#### Do this
All entries must be repeated exactly; do not include the pictures.

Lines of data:

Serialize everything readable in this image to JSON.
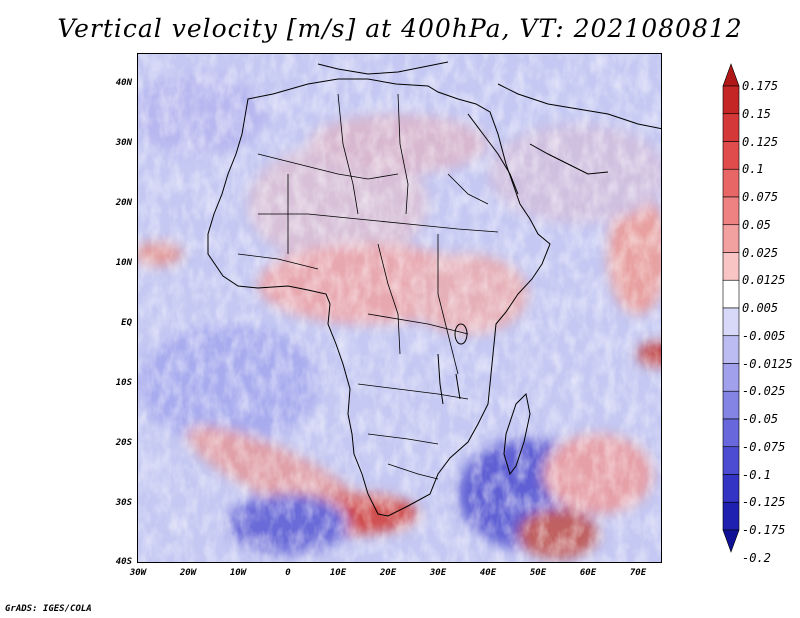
{
  "title": "Vertical velocity [m/s] at 400hPa, VT: 2021080812",
  "footer": "GrADS: IGES/COLA",
  "map": {
    "lat_labels": [
      "40N",
      "30N",
      "20N",
      "10N",
      "EQ",
      "10S",
      "20S",
      "30S",
      "40S"
    ],
    "lon_labels": [
      "30W",
      "20W",
      "10W",
      "0",
      "10E",
      "20E",
      "30E",
      "40E",
      "50E",
      "60E",
      "70E"
    ],
    "lat_range": [
      -40,
      45
    ],
    "lon_range": [
      -30,
      75
    ],
    "field": "vertical velocity",
    "level": "400hPa",
    "valid_time": "2021080812"
  },
  "colorbar": {
    "labels": [
      "0.175",
      "0.15",
      "0.125",
      "0.1",
      "0.075",
      "0.05",
      "0.025",
      "0.0125",
      "0.005",
      "-0.005",
      "-0.0125",
      "-0.025",
      "-0.05",
      "-0.075",
      "-0.1",
      "-0.125",
      "-0.175",
      "-0.2"
    ],
    "colors": [
      "#b01818",
      "#c42626",
      "#d43838",
      "#e04c4c",
      "#e86666",
      "#ee8282",
      "#f3a0a0",
      "#f8c4c4",
      "#ffffff",
      "#d8d8f8",
      "#bcbcf2",
      "#a0a0ec",
      "#8484e4",
      "#6868dc",
      "#4c4cd2",
      "#3434c4",
      "#2020b0",
      "#101096"
    ]
  }
}
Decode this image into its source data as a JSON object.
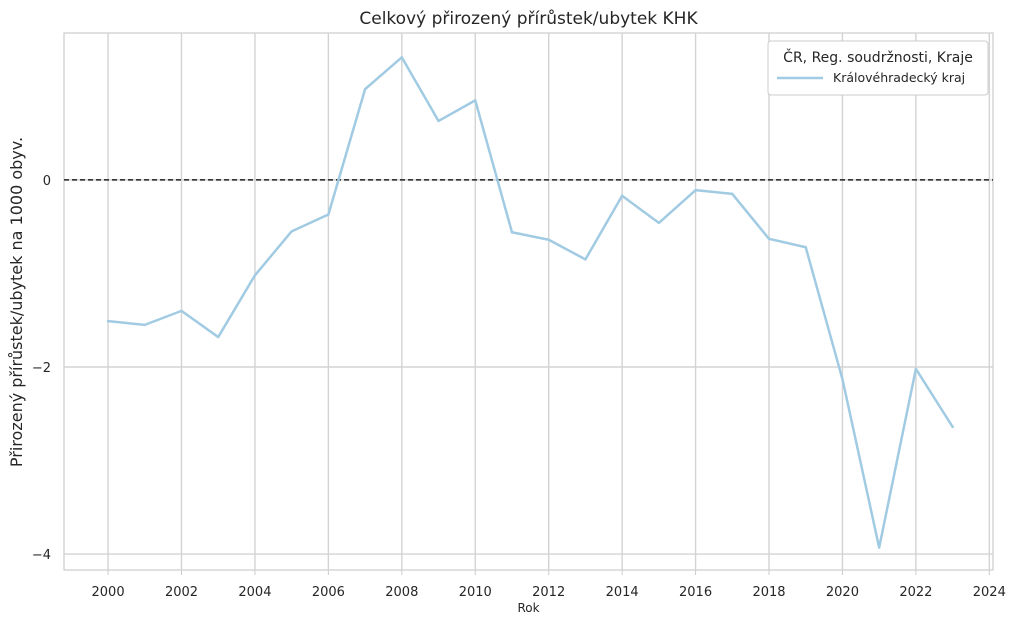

#### Expected answer
Serialize everything readable in this image to JSON.
{
  "title": "Vertical velocity [m/s] at 400hPa, VT: 2021080812",
  "footer": "GrADS: IGES/COLA",
  "map": {
    "lat_labels": [
      "40N",
      "30N",
      "20N",
      "10N",
      "EQ",
      "10S",
      "20S",
      "30S",
      "40S"
    ],
    "lon_labels": [
      "30W",
      "20W",
      "10W",
      "0",
      "10E",
      "20E",
      "30E",
      "40E",
      "50E",
      "60E",
      "70E"
    ],
    "lat_range": [
      -40,
      45
    ],
    "lon_range": [
      -30,
      75
    ],
    "field": "vertical velocity",
    "level": "400hPa",
    "valid_time": "2021080812"
  },
  "colorbar": {
    "labels": [
      "0.175",
      "0.15",
      "0.125",
      "0.1",
      "0.075",
      "0.05",
      "0.025",
      "0.0125",
      "0.005",
      "-0.005",
      "-0.0125",
      "-0.025",
      "-0.05",
      "-0.075",
      "-0.1",
      "-0.125",
      "-0.175",
      "-0.2"
    ],
    "colors": [
      "#b01818",
      "#c42626",
      "#d43838",
      "#e04c4c",
      "#e86666",
      "#ee8282",
      "#f3a0a0",
      "#f8c4c4",
      "#ffffff",
      "#d8d8f8",
      "#bcbcf2",
      "#a0a0ec",
      "#8484e4",
      "#6868dc",
      "#4c4cd2",
      "#3434c4",
      "#2020b0",
      "#101096"
    ]
  }
}
Decode this image into its source data as a JSON object.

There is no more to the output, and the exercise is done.